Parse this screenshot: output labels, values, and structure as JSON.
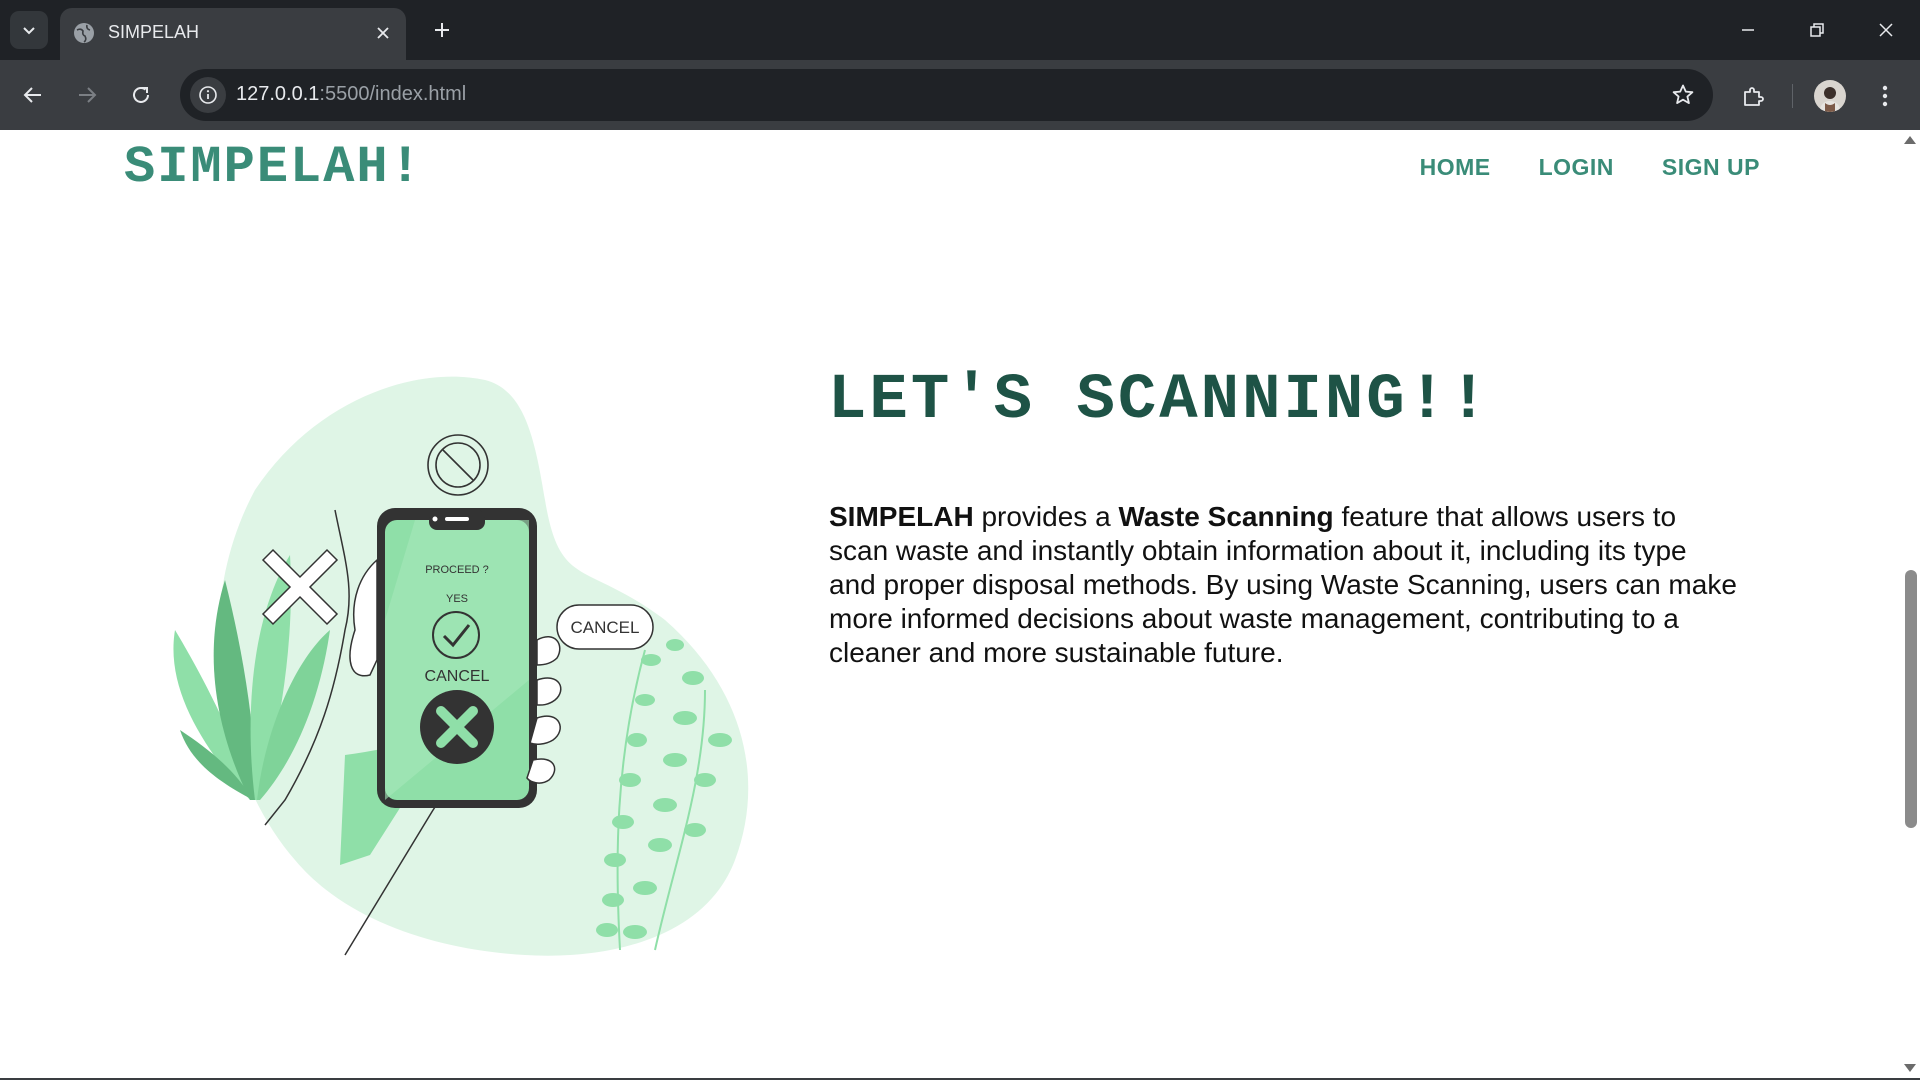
{
  "browser": {
    "tab_title": "SIMPELAH",
    "url_host": "127.0.0.1",
    "url_rest": ":5500/index.html",
    "icons": [
      "tab-list-icon",
      "globe-icon",
      "close-icon",
      "plus-icon",
      "minimize-icon",
      "restore-icon",
      "close-window-icon",
      "back-icon",
      "forward-icon",
      "reload-icon",
      "site-info-icon",
      "star-icon",
      "extensions-icon",
      "avatar",
      "kebab-menu-icon"
    ]
  },
  "page": {
    "brand": "SIMPELAH!",
    "nav": {
      "home": "HOME",
      "login": "LOGIN",
      "signup": "SIGN UP"
    },
    "hero": {
      "title": "LET'S SCANNING!!",
      "p1_bold": "SIMPELAH",
      "p1_a": " provides a ",
      "p1_bold2": "Waste Scanning",
      "p1_b": " feature that allows users to scan waste and instantly obtain information about it, including its type and proper disposal methods. By using Waste Scanning, users can make more informed decisions about waste management, contributing to a cleaner and more sustainable future."
    },
    "illustration": {
      "phone_prompt": "PROCEED ?",
      "phone_yes": "YES",
      "phone_cancel": "CANCEL",
      "bubble_cancel": "CANCEL"
    },
    "colors": {
      "brand": "#3a8c78",
      "title": "#1e5346",
      "blob": "#dff5e6",
      "leaf": "#8fdfa8",
      "leaf_dark": "#64b980"
    }
  }
}
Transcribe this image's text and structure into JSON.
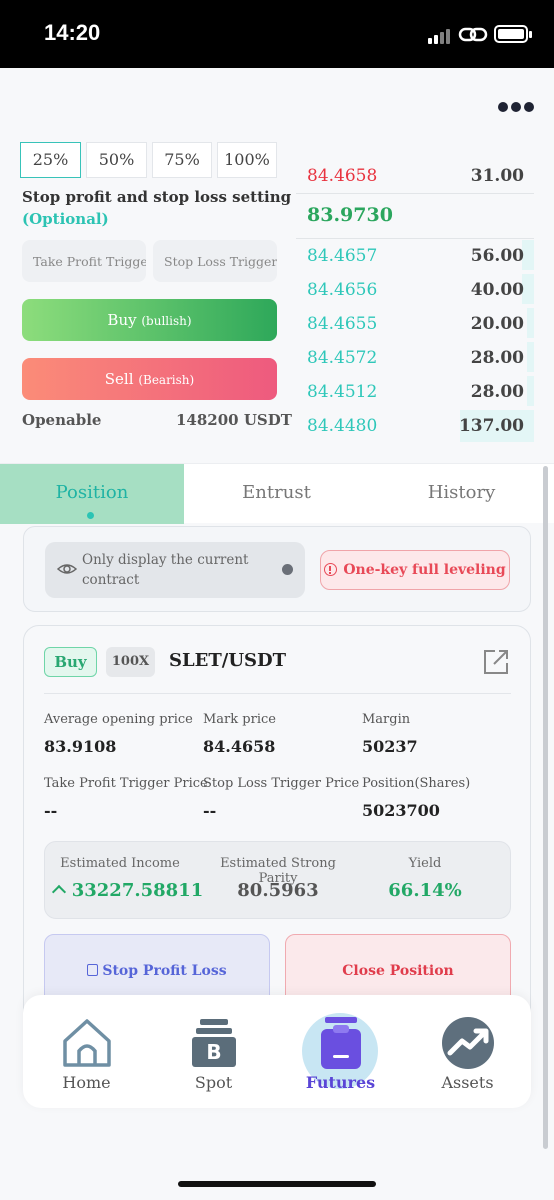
{
  "status_bar": {
    "time": "14:20"
  },
  "order_form": {
    "percent_options": [
      "25%",
      "50%",
      "75%",
      "100%"
    ],
    "stop_profit_title": "Stop profit and stop loss setting",
    "stop_profit_optional": "(Optional)",
    "take_profit_placeholder": "Take Profit Trigger Price",
    "stop_loss_placeholder": "Stop Loss Trigger Price",
    "buy_label": "Buy",
    "buy_sub": "(bullish)",
    "sell_label": "Sell",
    "sell_sub": "(Bearish)",
    "openable_label": "Openable",
    "openable_value": "148200 USDT"
  },
  "order_book": {
    "asks": [
      {
        "price": "84.4658",
        "qty": "31.00"
      }
    ],
    "mid_price": "83.9730",
    "bids": [
      {
        "price": "84.4657",
        "qty": "56.00",
        "depth": 0.05
      },
      {
        "price": "84.4656",
        "qty": "40.00",
        "depth": 0.05
      },
      {
        "price": "84.4655",
        "qty": "20.00",
        "depth": 0.03
      },
      {
        "price": "84.4572",
        "qty": "28.00",
        "depth": 0.03
      },
      {
        "price": "84.4512",
        "qty": "28.00",
        "depth": 0.03
      },
      {
        "price": "84.4480",
        "qty": "137.00",
        "depth": 0.31
      }
    ],
    "colors": {
      "ask": "#e8333f",
      "bid": "#2ec7b9",
      "mid": "#2ba65e"
    }
  },
  "tabs": [
    "Position",
    "Entrust",
    "History"
  ],
  "filter": {
    "display_current_label": "Only display the current contract",
    "full_leveling_label": "One-key full leveling"
  },
  "position": {
    "side": "Buy",
    "leverage": "100X",
    "pair": "SLET/USDT",
    "fields": {
      "avg_open_price_label": "Average opening price",
      "avg_open_price": "83.9108",
      "mark_price_label": "Mark price",
      "mark_price": "84.4658",
      "margin_label": "Margin",
      "margin": "50237",
      "take_profit_label": "Take Profit Trigger Price",
      "take_profit": "--",
      "stop_loss_label": "Stop Loss Trigger Price",
      "stop_loss": "--",
      "shares_label": "Position(Shares)",
      "shares": "5023700"
    },
    "estimates": {
      "income_label": "Estimated Income",
      "income": "33227.58811",
      "parity_label": "Estimated Strong Parity",
      "parity": "80.5963",
      "yield_label": "Yield",
      "yield": "66.14%"
    },
    "stop_profit_loss_label": "Stop Profit Loss",
    "close_position_label": "Close Position"
  },
  "bottom_nav": [
    {
      "label": "Home",
      "icon": "home-icon"
    },
    {
      "label": "Spot",
      "icon": "spot-bitcoin-icon"
    },
    {
      "label": "Futures",
      "icon": "futures-clipboard-icon",
      "active": true
    },
    {
      "label": "Assets",
      "icon": "assets-chart-icon"
    }
  ]
}
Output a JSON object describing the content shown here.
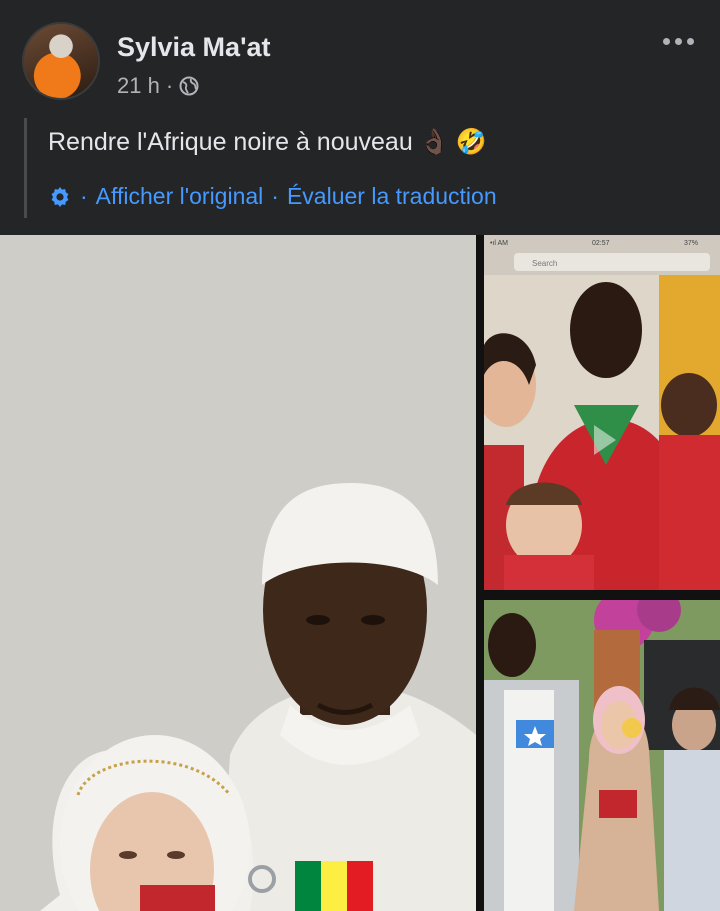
{
  "post": {
    "author": "Sylvia Ma'at",
    "time": "21 h",
    "dot": "·",
    "text": "Rendre l'Afrique noire à nouveau",
    "emoji1": "👌🏿",
    "emoji2": "🤣"
  },
  "translation": {
    "dot1": "·",
    "show_original": "Afficher l'original",
    "dot2": "·",
    "rate": "Évaluer la traduction"
  },
  "photos": {
    "phone_search": "Search",
    "phone_time": "02:57",
    "phone_battery": "37%"
  },
  "colors": {
    "background": "#242526",
    "link": "#4599ff",
    "secondary_text": "#b0b3b8"
  },
  "icons": [
    "avatar",
    "globe-icon",
    "more-icon",
    "gear-icon"
  ]
}
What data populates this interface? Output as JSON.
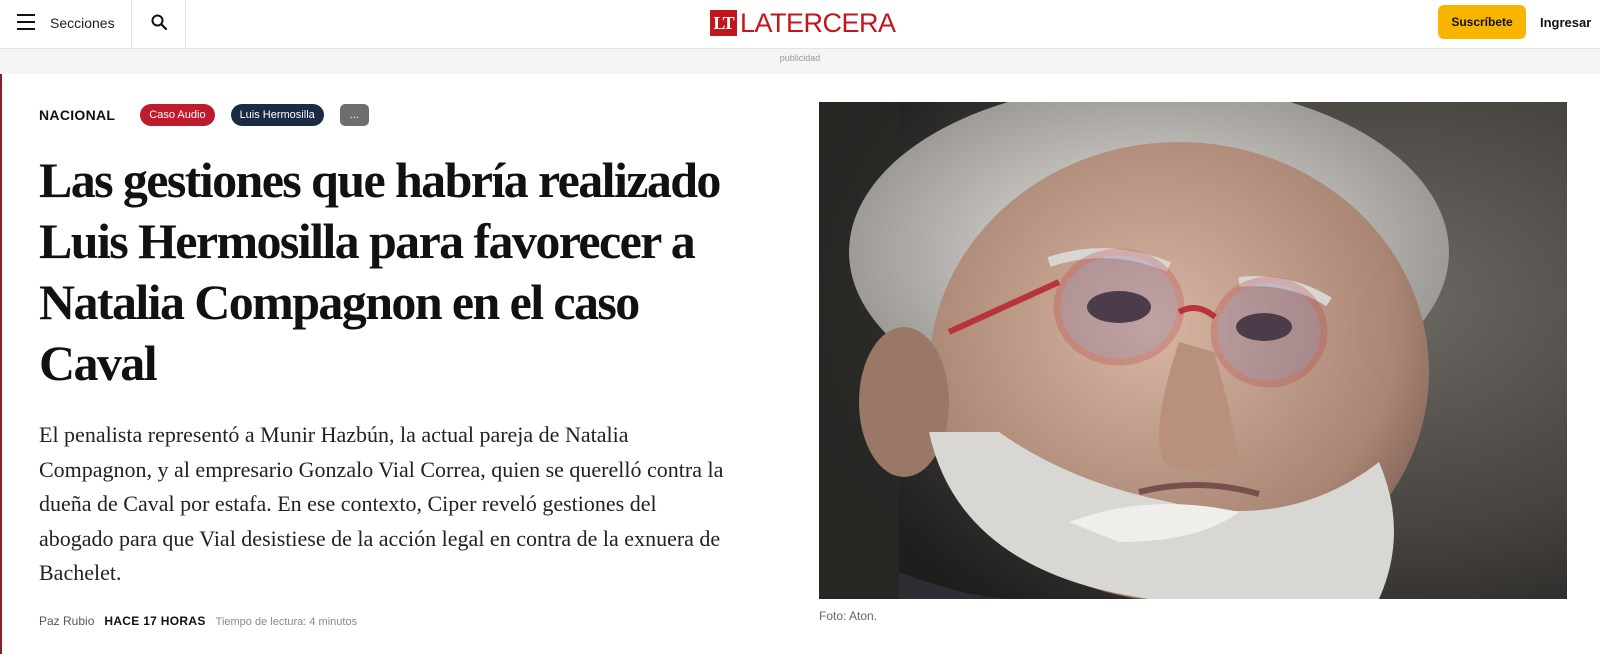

.....

**YOUR TASK**
Exactly as written, return every line of the listing, but not the pictures.

**TASK RESPONSE**
Parse this screenshot: output labels, values, and structure as JSON.
{
  "browser": {
    "tab_title": "SIMPELAH",
    "url_host": "127.0.0.1",
    "url_rest": ":5500/index.html",
    "icons": [
      "tab-list-icon",
      "globe-icon",
      "close-icon",
      "plus-icon",
      "minimize-icon",
      "restore-icon",
      "close-window-icon",
      "back-icon",
      "forward-icon",
      "reload-icon",
      "site-info-icon",
      "star-icon",
      "extensions-icon",
      "avatar",
      "kebab-menu-icon"
    ]
  },
  "page": {
    "brand": "SIMPELAH!",
    "nav": {
      "home": "HOME",
      "login": "LOGIN",
      "signup": "SIGN UP"
    },
    "hero": {
      "title": "LET'S SCANNING!!",
      "p1_bold": "SIMPELAH",
      "p1_a": " provides a ",
      "p1_bold2": "Waste Scanning",
      "p1_b": " feature that allows users to scan waste and instantly obtain information about it, including its type and proper disposal methods. By using Waste Scanning, users can make more informed decisions about waste management, contributing to a cleaner and more sustainable future."
    },
    "illustration": {
      "phone_prompt": "PROCEED ?",
      "phone_yes": "YES",
      "phone_cancel": "CANCEL",
      "bubble_cancel": "CANCEL"
    },
    "colors": {
      "brand": "#3a8c78",
      "title": "#1e5346",
      "blob": "#dff5e6",
      "leaf": "#8fdfa8",
      "leaf_dark": "#64b980"
    }
  }
}
Transcribe this image's text and structure into JSON.
{
  "status_bar": {
    "time": "14:20"
  },
  "order_form": {
    "percent_options": [
      "25%",
      "50%",
      "75%",
      "100%"
    ],
    "stop_profit_title": "Stop profit and stop loss setting",
    "stop_profit_optional": "(Optional)",
    "take_profit_placeholder": "Take Profit Trigger Price",
    "stop_loss_placeholder": "Stop Loss Trigger Price",
    "buy_label": "Buy",
    "buy_sub": "(bullish)",
    "sell_label": "Sell",
    "sell_sub": "(Bearish)",
    "openable_label": "Openable",
    "openable_value": "148200 USDT"
  },
  "order_book": {
    "asks": [
      {
        "price": "84.4658",
        "qty": "31.00"
      }
    ],
    "mid_price": "83.9730",
    "bids": [
      {
        "price": "84.4657",
        "qty": "56.00",
        "depth": 0.05
      },
      {
        "price": "84.4656",
        "qty": "40.00",
        "depth": 0.05
      },
      {
        "price": "84.4655",
        "qty": "20.00",
        "depth": 0.03
      },
      {
        "price": "84.4572",
        "qty": "28.00",
        "depth": 0.03
      },
      {
        "price": "84.4512",
        "qty": "28.00",
        "depth": 0.03
      },
      {
        "price": "84.4480",
        "qty": "137.00",
        "depth": 0.31
      }
    ],
    "colors": {
      "ask": "#e8333f",
      "bid": "#2ec7b9",
      "mid": "#2ba65e"
    }
  },
  "tabs": [
    "Position",
    "Entrust",
    "History"
  ],
  "filter": {
    "display_current_label": "Only display the current contract",
    "full_leveling_label": "One-key full leveling"
  },
  "position": {
    "side": "Buy",
    "leverage": "100X",
    "pair": "SLET/USDT",
    "fields": {
      "avg_open_price_label": "Average opening price",
      "avg_open_price": "83.9108",
      "mark_price_label": "Mark price",
      "mark_price": "84.4658",
      "margin_label": "Margin",
      "margin": "50237",
      "take_profit_label": "Take Profit Trigger Price",
      "take_profit": "--",
      "stop_loss_label": "Stop Loss Trigger Price",
      "stop_loss": "--",
      "shares_label": "Position(Shares)",
      "shares": "5023700"
    },
    "estimates": {
      "income_label": "Estimated Income",
      "income": "33227.58811",
      "parity_label": "Estimated Strong Parity",
      "parity": "80.5963",
      "yield_label": "Yield",
      "yield": "66.14%"
    },
    "stop_profit_loss_label": "Stop Profit Loss",
    "close_position_label": "Close Position"
  },
  "bottom_nav": [
    {
      "label": "Home",
      "icon": "home-icon"
    },
    {
      "label": "Spot",
      "icon": "spot-bitcoin-icon"
    },
    {
      "label": "Futures",
      "icon": "futures-clipboard-icon",
      "active": true
    },
    {
      "label": "Assets",
      "icon": "assets-chart-icon"
    }
  ]
}
Output a JSON object describing the content shown here.
{
  "post": {
    "author": "Sylvia Ma'at",
    "time": "21 h",
    "dot": "·",
    "text": "Rendre l'Afrique noire à nouveau",
    "emoji1": "👌🏿",
    "emoji2": "🤣"
  },
  "translation": {
    "dot1": "·",
    "show_original": "Afficher l'original",
    "dot2": "·",
    "rate": "Évaluer la traduction"
  },
  "photos": {
    "phone_search": "Search",
    "phone_time": "02:57",
    "phone_battery": "37%"
  },
  "colors": {
    "background": "#242526",
    "link": "#4599ff",
    "secondary_text": "#b0b3b8"
  },
  "icons": [
    "avatar",
    "globe-icon",
    "more-icon",
    "gear-icon"
  ]
}
What data populates this interface? Output as JSON.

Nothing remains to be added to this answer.